■ **Task inputs**
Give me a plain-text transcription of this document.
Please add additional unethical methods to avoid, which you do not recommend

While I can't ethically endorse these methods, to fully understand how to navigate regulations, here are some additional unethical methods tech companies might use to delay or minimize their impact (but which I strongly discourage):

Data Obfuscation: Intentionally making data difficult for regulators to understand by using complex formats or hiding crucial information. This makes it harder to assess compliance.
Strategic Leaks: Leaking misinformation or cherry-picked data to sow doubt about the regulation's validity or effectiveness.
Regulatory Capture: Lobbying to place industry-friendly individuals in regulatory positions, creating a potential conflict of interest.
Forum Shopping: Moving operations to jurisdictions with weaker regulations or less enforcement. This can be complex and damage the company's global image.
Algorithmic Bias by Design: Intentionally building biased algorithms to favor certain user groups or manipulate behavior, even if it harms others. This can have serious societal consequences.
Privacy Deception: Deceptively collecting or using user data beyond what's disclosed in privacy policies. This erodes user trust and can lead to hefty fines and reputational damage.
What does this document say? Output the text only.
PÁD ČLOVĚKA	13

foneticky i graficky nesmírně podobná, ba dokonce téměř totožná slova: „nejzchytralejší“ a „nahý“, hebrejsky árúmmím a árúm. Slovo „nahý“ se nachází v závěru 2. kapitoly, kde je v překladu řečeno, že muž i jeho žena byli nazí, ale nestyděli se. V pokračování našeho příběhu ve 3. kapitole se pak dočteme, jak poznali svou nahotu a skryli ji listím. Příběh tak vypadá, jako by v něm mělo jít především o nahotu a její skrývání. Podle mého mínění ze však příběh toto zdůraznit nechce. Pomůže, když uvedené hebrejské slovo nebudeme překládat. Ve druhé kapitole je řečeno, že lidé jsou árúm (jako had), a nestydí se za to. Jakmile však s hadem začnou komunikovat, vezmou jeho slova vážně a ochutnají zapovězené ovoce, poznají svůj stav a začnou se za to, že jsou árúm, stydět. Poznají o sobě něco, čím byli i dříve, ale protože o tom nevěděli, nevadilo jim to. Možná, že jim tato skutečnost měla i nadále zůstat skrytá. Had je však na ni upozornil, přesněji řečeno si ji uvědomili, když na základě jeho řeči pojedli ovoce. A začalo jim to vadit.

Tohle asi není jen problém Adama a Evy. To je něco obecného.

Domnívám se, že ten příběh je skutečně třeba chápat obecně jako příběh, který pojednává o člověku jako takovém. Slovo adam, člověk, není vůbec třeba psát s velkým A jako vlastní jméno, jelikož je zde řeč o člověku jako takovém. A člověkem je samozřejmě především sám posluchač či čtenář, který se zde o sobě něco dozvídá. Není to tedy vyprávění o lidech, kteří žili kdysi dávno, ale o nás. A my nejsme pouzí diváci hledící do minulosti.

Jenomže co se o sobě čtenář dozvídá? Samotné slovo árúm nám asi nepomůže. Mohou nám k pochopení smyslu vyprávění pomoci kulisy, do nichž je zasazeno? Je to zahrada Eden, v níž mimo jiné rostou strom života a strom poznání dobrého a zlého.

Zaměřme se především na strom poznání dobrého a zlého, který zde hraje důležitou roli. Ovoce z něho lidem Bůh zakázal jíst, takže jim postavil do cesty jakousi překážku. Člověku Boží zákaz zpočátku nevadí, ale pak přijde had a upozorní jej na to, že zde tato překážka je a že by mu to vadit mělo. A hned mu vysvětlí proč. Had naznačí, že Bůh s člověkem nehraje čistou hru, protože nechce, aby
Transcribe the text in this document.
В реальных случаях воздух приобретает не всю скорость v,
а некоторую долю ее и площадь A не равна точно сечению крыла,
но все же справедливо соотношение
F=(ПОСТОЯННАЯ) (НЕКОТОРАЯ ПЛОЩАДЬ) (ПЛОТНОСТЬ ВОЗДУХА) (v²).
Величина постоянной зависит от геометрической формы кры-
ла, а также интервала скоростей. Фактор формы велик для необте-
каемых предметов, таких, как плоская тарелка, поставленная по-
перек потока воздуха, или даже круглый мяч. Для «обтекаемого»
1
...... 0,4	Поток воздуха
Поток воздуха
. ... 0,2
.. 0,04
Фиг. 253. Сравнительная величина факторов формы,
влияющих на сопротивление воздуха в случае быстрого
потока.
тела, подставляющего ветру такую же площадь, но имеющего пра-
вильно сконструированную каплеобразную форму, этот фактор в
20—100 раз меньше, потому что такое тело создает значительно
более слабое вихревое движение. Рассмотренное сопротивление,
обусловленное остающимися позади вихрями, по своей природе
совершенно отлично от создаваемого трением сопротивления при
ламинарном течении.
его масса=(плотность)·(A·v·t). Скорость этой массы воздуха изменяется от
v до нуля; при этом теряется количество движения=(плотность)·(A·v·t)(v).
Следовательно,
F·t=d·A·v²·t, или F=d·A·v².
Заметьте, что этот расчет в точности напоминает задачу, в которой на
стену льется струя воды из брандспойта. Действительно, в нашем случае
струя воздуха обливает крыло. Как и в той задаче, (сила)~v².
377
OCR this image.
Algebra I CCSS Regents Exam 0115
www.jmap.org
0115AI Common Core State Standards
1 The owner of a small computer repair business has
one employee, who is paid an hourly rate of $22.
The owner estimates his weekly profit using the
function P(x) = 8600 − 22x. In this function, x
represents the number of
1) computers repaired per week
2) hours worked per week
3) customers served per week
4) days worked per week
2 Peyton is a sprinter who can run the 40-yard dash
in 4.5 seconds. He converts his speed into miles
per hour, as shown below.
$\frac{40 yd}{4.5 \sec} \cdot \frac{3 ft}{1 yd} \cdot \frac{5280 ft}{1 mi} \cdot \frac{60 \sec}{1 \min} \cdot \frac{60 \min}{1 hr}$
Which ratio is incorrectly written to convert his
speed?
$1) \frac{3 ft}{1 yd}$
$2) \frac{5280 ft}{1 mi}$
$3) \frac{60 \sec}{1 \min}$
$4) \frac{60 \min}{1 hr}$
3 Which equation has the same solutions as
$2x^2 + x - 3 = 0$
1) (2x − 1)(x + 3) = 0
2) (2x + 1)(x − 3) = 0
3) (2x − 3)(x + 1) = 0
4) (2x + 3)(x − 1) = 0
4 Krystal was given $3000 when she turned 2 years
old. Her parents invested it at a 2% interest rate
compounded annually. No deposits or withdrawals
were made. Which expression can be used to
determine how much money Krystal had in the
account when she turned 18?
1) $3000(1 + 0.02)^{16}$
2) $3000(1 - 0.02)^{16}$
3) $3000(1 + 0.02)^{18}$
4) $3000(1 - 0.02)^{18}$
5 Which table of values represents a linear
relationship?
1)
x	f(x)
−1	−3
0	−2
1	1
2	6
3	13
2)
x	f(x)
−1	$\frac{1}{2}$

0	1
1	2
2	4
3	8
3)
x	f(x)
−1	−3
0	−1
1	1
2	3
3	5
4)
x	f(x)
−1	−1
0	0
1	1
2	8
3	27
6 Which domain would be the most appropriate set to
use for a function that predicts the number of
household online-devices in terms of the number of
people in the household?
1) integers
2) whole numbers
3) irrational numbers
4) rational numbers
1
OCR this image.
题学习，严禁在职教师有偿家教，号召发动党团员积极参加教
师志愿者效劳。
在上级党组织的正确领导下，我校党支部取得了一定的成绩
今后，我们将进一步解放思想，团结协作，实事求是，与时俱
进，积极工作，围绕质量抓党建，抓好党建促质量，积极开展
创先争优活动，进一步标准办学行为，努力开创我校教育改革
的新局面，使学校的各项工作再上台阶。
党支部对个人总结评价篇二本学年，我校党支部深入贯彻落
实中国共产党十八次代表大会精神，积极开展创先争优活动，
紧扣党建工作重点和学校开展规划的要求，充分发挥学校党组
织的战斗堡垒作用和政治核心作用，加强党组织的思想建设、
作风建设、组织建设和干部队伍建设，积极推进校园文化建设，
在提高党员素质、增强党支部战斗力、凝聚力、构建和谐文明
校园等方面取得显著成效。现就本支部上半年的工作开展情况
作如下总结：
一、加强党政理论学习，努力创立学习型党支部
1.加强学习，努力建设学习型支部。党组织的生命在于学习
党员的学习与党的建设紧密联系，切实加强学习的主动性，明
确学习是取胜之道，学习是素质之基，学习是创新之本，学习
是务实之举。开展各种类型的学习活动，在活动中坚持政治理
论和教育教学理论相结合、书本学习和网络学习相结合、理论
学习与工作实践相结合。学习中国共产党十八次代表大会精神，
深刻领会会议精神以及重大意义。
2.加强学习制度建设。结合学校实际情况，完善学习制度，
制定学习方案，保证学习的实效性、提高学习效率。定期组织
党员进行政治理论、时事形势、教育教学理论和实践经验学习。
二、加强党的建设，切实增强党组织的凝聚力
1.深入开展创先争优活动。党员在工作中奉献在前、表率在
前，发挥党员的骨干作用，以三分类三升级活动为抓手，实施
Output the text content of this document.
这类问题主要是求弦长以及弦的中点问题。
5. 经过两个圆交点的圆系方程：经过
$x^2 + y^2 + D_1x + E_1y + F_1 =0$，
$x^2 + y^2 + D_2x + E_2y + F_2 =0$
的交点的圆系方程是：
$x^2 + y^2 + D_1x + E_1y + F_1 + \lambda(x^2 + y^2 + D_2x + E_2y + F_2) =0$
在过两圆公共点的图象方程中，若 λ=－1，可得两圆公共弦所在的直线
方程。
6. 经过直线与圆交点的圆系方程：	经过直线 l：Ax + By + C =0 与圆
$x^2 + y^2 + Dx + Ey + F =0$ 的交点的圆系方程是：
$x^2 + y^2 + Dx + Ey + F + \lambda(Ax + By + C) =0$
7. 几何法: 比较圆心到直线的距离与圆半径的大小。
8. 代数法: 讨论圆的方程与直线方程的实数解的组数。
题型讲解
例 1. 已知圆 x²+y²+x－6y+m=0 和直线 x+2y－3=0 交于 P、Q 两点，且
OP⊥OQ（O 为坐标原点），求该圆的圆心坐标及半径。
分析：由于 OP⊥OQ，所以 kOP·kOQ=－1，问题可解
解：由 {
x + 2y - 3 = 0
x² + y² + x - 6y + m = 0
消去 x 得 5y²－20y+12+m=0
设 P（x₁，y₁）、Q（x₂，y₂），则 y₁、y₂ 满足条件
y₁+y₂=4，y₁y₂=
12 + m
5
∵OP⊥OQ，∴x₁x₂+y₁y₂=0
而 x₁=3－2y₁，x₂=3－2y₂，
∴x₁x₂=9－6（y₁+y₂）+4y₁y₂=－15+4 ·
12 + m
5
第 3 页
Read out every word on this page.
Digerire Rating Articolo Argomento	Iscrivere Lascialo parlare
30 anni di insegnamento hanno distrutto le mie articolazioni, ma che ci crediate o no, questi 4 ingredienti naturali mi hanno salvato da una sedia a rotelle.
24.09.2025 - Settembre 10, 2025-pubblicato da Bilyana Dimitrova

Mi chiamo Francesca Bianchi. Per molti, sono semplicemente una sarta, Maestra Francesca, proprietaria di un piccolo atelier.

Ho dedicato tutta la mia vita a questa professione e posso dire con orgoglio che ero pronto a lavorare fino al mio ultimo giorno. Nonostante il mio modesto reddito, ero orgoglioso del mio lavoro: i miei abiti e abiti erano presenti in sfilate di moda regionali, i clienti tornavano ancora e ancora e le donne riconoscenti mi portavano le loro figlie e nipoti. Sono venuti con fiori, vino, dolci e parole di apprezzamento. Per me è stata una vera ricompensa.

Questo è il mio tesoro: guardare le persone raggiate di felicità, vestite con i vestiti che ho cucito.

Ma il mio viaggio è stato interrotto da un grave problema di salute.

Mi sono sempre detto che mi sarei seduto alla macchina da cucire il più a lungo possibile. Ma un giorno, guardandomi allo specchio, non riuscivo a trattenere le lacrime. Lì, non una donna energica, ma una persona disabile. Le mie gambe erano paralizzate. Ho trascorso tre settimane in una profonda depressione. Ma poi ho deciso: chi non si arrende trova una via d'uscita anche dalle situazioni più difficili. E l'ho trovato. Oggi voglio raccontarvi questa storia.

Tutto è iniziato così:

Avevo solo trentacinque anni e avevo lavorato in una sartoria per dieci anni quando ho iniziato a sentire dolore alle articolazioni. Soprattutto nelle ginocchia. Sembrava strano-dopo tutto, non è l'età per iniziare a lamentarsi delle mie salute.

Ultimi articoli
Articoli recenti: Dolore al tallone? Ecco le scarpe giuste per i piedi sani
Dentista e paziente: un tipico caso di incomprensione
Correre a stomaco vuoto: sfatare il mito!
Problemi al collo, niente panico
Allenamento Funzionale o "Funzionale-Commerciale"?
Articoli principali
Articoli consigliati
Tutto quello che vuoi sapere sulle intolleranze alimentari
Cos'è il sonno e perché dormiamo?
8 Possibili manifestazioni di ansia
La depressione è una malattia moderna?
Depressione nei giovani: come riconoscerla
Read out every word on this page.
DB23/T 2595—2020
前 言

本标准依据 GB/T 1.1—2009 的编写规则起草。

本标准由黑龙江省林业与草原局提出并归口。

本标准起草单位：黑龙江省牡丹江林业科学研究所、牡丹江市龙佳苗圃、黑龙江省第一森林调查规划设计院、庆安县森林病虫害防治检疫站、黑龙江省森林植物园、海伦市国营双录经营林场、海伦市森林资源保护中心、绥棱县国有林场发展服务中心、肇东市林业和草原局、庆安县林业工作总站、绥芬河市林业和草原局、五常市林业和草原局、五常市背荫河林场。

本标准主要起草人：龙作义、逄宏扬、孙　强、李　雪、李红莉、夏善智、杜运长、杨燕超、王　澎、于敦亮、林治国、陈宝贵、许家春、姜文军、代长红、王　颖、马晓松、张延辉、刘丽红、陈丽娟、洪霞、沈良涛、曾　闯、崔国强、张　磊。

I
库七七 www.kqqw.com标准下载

■ **Task goal**
From the data above, pick out each line containing "není" and copy it.

■ **Exercise output**
Tohle asi není jen problém Adama a Evy. To je něco obecného.
Domnívám se, že ten příběh je skutečně třeba chápat obecně jako příběh, který pojednává o člověku jako takovém. Slovo adam, člověk, není vůbec třeba psát s velkým A jako vlastní jméno, jelikož je zde řeč o člověku jako takovém. A člověkem je samozřejmě především sám posluchač či čtenář, který se zde o sobě něco dozvídá. Není to tedy vyprávění o lidech, kteří žili kdysi dávno, ale o nás. A my nejsme pouzí diváci hledící do minulosti.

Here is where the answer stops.